*OBJECTIVE*
Express the data as a JSON array of strings, one string per line with blank lines omitted. Start at the first line of the data and stop after the line that contains "Point <box>148 654 170 668</box>".

*DATASET RECORDS*
--------------------------------
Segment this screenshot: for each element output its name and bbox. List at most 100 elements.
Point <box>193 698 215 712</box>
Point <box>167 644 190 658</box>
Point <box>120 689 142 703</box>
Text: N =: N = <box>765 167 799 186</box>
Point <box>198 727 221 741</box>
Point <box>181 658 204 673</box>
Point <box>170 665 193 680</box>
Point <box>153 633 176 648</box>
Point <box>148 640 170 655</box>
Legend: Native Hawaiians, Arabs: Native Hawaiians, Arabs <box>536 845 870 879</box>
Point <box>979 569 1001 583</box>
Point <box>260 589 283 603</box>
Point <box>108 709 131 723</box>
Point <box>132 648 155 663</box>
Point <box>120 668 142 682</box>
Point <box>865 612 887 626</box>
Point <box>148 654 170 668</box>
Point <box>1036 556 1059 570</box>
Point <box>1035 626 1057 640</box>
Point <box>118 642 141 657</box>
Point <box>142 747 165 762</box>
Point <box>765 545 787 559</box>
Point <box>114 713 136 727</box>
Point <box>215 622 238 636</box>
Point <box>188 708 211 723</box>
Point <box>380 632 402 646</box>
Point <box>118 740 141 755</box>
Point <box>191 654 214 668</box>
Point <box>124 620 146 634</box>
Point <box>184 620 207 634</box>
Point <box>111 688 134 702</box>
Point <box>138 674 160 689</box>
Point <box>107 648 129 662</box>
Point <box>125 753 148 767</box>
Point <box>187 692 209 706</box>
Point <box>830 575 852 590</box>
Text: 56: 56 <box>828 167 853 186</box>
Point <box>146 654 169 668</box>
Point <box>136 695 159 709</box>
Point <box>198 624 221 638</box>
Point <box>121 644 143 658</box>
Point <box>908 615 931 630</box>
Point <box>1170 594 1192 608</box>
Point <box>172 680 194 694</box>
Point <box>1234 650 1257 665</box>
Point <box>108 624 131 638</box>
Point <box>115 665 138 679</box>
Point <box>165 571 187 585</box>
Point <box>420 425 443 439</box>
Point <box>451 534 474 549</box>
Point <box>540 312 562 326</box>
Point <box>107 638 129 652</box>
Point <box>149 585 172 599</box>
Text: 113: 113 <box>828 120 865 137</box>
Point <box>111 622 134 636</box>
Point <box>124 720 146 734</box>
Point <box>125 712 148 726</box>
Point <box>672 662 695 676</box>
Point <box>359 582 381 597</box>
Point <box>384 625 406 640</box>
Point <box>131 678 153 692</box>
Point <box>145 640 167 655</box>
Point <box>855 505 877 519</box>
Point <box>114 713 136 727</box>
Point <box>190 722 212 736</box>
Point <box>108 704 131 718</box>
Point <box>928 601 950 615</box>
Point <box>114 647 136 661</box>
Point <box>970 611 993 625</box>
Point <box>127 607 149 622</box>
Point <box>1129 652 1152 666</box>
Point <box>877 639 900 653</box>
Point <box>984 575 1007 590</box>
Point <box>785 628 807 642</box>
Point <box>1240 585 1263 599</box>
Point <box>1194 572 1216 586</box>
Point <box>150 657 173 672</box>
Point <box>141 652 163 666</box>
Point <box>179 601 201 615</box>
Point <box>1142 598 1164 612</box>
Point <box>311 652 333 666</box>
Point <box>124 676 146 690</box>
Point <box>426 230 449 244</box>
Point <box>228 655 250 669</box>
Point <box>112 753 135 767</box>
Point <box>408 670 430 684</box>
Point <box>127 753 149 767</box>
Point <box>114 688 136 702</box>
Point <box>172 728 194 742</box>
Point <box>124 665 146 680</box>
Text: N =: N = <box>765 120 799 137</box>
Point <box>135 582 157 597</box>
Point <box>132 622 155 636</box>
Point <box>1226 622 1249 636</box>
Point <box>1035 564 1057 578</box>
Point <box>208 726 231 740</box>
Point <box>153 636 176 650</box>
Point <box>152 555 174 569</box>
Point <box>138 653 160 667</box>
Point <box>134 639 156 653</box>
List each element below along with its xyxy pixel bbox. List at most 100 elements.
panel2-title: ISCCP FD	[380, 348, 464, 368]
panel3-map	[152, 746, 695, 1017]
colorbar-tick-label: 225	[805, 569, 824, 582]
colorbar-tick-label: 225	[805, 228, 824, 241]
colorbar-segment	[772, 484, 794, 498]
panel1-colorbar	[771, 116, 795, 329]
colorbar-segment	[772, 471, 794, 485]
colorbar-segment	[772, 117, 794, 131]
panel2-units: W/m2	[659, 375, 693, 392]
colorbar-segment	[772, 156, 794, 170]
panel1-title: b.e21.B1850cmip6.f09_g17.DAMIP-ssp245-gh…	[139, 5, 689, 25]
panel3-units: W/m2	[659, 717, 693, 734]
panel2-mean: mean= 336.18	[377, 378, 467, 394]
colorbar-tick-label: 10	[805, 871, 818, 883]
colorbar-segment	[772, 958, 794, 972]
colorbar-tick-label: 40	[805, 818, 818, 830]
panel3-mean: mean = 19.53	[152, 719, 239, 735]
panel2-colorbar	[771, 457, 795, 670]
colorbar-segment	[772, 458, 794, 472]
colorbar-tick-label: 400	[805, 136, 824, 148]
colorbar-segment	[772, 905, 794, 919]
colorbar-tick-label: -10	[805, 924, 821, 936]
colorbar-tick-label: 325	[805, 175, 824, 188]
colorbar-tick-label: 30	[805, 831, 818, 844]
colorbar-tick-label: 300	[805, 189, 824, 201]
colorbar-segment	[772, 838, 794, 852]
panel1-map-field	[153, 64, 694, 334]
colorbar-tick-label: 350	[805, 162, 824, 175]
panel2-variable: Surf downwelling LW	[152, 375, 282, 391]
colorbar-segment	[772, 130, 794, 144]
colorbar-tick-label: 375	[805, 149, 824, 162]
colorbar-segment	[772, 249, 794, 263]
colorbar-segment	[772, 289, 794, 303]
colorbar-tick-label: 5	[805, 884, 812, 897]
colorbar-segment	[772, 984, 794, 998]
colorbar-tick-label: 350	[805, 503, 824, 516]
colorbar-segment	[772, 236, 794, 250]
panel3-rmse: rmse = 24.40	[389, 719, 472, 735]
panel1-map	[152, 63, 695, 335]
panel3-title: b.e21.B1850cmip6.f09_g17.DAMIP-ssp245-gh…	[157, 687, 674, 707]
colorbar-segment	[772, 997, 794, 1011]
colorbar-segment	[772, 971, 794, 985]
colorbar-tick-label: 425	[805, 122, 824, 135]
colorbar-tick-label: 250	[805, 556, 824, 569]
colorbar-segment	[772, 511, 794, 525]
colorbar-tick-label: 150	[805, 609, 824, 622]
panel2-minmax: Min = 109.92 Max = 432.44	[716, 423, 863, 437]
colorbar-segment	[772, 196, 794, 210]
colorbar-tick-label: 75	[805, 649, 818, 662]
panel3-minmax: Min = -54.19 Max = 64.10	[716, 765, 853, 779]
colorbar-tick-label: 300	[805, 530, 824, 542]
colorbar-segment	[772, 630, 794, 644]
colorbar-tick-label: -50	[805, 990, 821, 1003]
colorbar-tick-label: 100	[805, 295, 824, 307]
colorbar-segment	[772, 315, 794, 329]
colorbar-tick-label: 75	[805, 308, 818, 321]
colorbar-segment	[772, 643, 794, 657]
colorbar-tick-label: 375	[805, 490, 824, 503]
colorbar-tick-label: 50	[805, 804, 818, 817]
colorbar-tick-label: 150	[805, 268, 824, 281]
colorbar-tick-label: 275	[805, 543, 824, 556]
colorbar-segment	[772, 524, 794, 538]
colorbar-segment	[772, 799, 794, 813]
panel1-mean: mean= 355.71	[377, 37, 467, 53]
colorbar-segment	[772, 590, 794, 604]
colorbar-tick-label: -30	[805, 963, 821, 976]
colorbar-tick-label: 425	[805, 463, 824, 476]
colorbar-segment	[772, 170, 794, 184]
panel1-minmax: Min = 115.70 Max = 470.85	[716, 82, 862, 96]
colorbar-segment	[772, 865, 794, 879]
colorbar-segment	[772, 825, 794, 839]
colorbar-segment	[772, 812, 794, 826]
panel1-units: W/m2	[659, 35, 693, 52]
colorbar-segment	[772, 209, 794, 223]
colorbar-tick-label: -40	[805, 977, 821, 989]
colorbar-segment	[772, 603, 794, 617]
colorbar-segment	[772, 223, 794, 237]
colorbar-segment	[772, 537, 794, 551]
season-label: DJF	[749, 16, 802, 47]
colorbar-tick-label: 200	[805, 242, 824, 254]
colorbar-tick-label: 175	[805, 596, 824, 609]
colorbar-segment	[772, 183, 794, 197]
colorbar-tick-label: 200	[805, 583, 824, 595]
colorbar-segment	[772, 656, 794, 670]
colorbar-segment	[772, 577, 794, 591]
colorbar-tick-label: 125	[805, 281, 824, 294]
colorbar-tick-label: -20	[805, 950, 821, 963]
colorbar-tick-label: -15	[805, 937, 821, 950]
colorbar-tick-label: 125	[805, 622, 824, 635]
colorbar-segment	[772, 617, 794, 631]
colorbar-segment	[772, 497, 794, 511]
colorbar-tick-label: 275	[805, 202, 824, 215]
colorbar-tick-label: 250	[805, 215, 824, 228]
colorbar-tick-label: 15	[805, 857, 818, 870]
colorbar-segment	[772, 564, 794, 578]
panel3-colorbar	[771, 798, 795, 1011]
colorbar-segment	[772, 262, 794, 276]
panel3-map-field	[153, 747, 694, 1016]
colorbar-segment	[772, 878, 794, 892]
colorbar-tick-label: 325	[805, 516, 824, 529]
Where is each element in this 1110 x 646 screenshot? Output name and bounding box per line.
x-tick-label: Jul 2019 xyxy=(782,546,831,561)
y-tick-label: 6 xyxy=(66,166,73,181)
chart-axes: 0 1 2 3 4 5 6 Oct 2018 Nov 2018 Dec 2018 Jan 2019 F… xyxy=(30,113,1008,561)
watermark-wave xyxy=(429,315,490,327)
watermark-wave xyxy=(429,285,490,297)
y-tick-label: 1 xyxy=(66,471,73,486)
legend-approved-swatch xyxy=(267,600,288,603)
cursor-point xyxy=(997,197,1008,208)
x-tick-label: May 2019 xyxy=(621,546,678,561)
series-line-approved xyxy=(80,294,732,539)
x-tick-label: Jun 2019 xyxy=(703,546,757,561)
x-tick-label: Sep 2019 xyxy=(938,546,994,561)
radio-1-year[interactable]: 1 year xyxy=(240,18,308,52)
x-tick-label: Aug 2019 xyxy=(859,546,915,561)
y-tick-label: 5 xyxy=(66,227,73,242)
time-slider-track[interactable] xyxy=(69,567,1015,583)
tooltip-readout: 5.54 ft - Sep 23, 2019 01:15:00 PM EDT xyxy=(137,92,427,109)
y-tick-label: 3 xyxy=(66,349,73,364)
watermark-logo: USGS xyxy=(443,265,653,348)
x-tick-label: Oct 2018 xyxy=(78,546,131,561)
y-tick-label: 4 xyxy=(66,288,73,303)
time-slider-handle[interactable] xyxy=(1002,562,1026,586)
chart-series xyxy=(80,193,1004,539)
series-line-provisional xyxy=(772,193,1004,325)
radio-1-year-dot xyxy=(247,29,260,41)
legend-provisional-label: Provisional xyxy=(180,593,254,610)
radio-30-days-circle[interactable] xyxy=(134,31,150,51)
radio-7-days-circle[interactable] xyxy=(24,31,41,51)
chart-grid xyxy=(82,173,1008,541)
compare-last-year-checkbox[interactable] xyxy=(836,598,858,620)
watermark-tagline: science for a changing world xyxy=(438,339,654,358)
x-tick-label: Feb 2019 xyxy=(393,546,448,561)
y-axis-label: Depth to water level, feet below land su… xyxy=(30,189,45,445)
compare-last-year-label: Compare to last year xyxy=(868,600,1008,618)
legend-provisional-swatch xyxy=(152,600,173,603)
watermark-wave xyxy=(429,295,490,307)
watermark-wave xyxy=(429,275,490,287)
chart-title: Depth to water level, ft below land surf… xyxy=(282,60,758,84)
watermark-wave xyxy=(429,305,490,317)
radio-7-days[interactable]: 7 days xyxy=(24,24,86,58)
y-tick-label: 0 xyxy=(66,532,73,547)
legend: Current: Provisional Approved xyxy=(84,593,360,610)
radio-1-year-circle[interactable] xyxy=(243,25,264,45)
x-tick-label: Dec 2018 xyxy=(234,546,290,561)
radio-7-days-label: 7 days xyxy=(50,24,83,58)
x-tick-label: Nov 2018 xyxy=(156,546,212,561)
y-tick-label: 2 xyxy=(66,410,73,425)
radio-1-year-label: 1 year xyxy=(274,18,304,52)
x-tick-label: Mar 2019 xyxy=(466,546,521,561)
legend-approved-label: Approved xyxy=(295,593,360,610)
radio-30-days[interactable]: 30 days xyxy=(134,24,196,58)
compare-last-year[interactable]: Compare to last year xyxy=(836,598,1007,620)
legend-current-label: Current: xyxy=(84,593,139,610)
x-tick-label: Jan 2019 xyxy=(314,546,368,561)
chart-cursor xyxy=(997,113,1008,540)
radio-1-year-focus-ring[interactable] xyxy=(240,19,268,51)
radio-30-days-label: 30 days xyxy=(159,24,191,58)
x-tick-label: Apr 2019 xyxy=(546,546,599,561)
--------------------------------
*FINAL RESULT*
[
  "Segment this screenshot: for each element output its name and bbox. List at most 100 elements.",
  "Point <box>193 698 215 712</box>",
  "Point <box>167 644 190 658</box>",
  "Point <box>120 689 142 703</box>",
  "Text: N =: N = <box>765 167 799 186</box>",
  "Point <box>198 727 221 741</box>",
  "Point <box>181 658 204 673</box>",
  "Point <box>170 665 193 680</box>",
  "Point <box>153 633 176 648</box>",
  "Point <box>148 640 170 655</box>",
  "Legend: Native Hawaiians, Arabs: Native Hawaiians, Arabs <box>536 845 870 879</box>",
  "Point <box>979 569 1001 583</box>",
  "Point <box>260 589 283 603</box>",
  "Point <box>108 709 131 723</box>",
  "Point <box>132 648 155 663</box>",
  "Point <box>120 668 142 682</box>",
  "Point <box>865 612 887 626</box>",
  "Point <box>148 654 170 668</box>"
]